>> Begin Given data
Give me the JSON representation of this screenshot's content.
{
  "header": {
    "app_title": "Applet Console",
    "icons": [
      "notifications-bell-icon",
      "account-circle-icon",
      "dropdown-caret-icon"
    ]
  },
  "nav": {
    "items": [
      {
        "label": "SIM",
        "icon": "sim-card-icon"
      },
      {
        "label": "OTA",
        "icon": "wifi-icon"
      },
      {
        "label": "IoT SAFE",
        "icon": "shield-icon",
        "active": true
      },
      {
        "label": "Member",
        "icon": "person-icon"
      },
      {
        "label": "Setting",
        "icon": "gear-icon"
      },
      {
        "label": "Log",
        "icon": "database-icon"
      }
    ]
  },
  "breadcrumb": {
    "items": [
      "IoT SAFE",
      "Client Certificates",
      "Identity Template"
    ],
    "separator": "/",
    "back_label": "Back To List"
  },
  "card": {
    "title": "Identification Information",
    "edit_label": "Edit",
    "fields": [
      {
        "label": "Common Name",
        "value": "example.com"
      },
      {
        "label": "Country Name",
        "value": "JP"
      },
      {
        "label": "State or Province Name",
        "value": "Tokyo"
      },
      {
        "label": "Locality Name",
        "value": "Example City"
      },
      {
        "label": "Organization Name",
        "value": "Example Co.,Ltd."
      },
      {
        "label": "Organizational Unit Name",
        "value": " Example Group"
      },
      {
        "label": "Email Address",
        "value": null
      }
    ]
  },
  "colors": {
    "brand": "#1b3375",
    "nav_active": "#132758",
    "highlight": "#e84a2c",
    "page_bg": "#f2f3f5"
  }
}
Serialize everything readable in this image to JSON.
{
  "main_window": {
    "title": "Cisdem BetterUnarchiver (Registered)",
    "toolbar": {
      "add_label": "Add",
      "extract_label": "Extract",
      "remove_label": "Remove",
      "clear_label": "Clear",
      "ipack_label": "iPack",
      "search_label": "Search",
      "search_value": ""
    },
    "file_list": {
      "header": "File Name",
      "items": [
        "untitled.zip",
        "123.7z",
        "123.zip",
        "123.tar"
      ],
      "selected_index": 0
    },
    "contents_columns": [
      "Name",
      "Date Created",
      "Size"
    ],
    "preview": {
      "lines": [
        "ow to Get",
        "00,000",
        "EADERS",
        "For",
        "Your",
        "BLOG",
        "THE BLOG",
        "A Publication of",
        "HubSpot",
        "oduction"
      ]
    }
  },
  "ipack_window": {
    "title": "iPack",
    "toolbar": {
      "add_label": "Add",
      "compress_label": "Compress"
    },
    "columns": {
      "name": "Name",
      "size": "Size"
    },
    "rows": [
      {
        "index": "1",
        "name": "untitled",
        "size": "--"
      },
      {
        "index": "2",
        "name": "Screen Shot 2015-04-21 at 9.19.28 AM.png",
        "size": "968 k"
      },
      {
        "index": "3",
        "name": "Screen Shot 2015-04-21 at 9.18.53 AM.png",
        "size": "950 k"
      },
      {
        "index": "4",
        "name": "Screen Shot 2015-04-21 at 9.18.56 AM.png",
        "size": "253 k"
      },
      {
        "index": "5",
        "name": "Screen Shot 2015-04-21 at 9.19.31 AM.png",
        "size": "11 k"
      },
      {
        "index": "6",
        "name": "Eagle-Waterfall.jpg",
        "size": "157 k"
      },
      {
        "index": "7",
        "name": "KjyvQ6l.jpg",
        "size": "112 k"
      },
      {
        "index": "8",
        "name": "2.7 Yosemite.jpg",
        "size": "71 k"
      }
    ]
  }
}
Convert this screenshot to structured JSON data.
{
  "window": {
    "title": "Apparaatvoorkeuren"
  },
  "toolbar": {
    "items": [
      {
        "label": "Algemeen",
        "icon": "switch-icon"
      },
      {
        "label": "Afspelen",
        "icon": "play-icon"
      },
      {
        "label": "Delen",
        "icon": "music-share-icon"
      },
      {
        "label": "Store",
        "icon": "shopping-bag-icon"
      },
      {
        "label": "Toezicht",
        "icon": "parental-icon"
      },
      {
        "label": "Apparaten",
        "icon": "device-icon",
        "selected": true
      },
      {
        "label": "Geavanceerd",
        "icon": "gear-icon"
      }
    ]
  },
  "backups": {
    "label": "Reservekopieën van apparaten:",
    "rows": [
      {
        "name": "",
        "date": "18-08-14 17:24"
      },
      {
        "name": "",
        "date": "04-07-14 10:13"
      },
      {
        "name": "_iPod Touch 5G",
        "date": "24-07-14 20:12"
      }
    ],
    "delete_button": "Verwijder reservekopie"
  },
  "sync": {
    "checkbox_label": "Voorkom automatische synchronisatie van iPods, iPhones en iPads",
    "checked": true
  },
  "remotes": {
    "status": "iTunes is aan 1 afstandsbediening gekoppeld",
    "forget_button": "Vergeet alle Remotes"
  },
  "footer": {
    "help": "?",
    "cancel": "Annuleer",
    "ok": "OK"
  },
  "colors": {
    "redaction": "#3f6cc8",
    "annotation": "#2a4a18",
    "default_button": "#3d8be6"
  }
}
>> End Given data
- _Task directions_: Extract each line of the material exactly as it stands.

- _Solved exercise_:
Give me the JSON representation of this screenshot's content.
{
  "header": {
    "app_title": "Applet Console",
    "icons": [
      "notifications-bell-icon",
      "account-circle-icon",
      "dropdown-caret-icon"
    ]
  },
  "nav": {
    "items": [
      {
        "label": "SIM",
        "icon": "sim-card-icon"
      },
      {
        "label": "OTA",
        "icon": "wifi-icon"
      },
      {
        "label": "IoT SAFE",
        "icon": "shield-icon",
        "active": true
      },
      {
        "label": "Member",
        "icon": "person-icon"
      },
      {
        "label": "Setting",
        "icon": "gear-icon"
      },
      {
        "label": "Log",
        "icon": "database-icon"
      }
    ]
  },
  "breadcrumb": {
    "items": [
      "IoT SAFE",
      "Client Certificates",
      "Identity Template"
    ],
    "separator": "/",
    "back_label": "Back To List"
  },
  "card": {
    "title": "Identification Information",
    "edit_label": "Edit",
    "fields": [
      {
        "label": "Common Name",
        "value": "example.com"
      },
      {
        "label": "Country Name",
        "value": "JP"
      },
      {
        "label": "State or Province Name",
        "value": "Tokyo"
      },
      {
        "label": "Locality Name",
        "value": "Example City"
      },
      {
        "label": "Organization Name",
        "value": "Example Co.,Ltd."
      },
      {
        "label": "Organizational Unit Name",
        "value": " Example Group"
      },
      {
        "label": "Email Address",
        "value": null
      }
    ]
  },
  "colors": {
    "brand": "#1b3375",
    "nav_active": "#132758",
    "highlight": "#e84a2c",
    "page_bg": "#f2f3f5"
  }
}
Serialize everything readable in this image to JSON.
{
  "main_window": {
    "title": "Cisdem BetterUnarchiver (Registered)",
    "toolbar": {
      "add_label": "Add",
      "extract_label": "Extract",
      "remove_label": "Remove",
      "clear_label": "Clear",
      "ipack_label": "iPack",
      "search_label": "Search",
      "search_value": ""
    },
    "file_list": {
      "header": "File Name",
      "items": [
        "untitled.zip",
        "123.7z",
        "123.zip",
        "123.tar"
      ],
      "selected_index": 0
    },
    "contents_columns": [
      "Name",
      "Date Created",
      "Size"
    ],
    "preview": {
      "lines": [
        "ow to Get",
        "00,000",
        "EADERS",
        "For",
        "Your",
        "BLOG",
        "THE BLOG",
        "A Publication of",
        "HubSpot",
        "oduction"
      ]
    }
  },
  "ipack_window": {
    "title": "iPack",
    "toolbar": {
      "add_label": "Add",
      "compress_label": "Compress"
    },
    "columns": {
      "name": "Name",
      "size": "Size"
    },
    "rows": [
      {
        "index": "1",
        "name": "untitled",
        "size": "--"
      },
      {
        "index": "2",
        "name": "Screen Shot 2015-04-21 at 9.19.28 AM.png",
        "size": "968 k"
      },
      {
        "index": "3",
        "name": "Screen Shot 2015-04-21 at 9.18.53 AM.png",
        "size": "950 k"
      },
      {
        "index": "4",
        "name": "Screen Shot 2015-04-21 at 9.18.56 AM.png",
        "size": "253 k"
      },
      {
        "index": "5",
        "name": "Screen Shot 2015-04-21 at 9.19.31 AM.png",
        "size": "11 k"
      },
      {
        "index": "6",
        "name": "Eagle-Waterfall.jpg",
        "size": "157 k"
      },
      {
        "index": "7",
        "name": "KjyvQ6l.jpg",
        "size": "112 k"
      },
      {
        "index": "8",
        "name": "2.7 Yosemite.jpg",
        "size": "71 k"
      }
    ]
  }
}
Convert this screenshot to structured JSON data.
{
  "window": {
    "title": "Apparaatvoorkeuren"
  },
  "toolbar": {
    "items": [
      {
        "label": "Algemeen",
        "icon": "switch-icon"
      },
      {
        "label": "Afspelen",
        "icon": "play-icon"
      },
      {
        "label": "Delen",
        "icon": "music-share-icon"
      },
      {
        "label": "Store",
        "icon": "shopping-bag-icon"
      },
      {
        "label": "Toezicht",
        "icon": "parental-icon"
      },
      {
        "label": "Apparaten",
        "icon": "device-icon",
        "selected": true
      },
      {
        "label": "Geavanceerd",
        "icon": "gear-icon"
      }
    ]
  },
  "backups": {
    "label": "Reservekopieën van apparaten:",
    "rows": [
      {
        "name": "",
        "date": "18-08-14 17:24"
      },
      {
        "name": "",
        "date": "04-07-14 10:13"
      },
      {
        "name": "_iPod Touch 5G",
        "date": "24-07-14 20:12"
      }
    ],
    "delete_button": "Verwijder reservekopie"
  },
  "sync": {
    "checkbox_label": "Voorkom automatische synchronisatie van iPods, iPhones en iPads",
    "checked": true
  },
  "remotes": {
    "status": "iTunes is aan 1 afstandsbediening gekoppeld",
    "forget_button": "Vergeet alle Remotes"
  },
  "footer": {
    "help": "?",
    "cancel": "Annuleer",
    "ok": "OK"
  },
  "colors": {
    "redaction": "#3f6cc8",
    "annotation": "#2a4a18",
    "default_button": "#3d8be6"
  }
}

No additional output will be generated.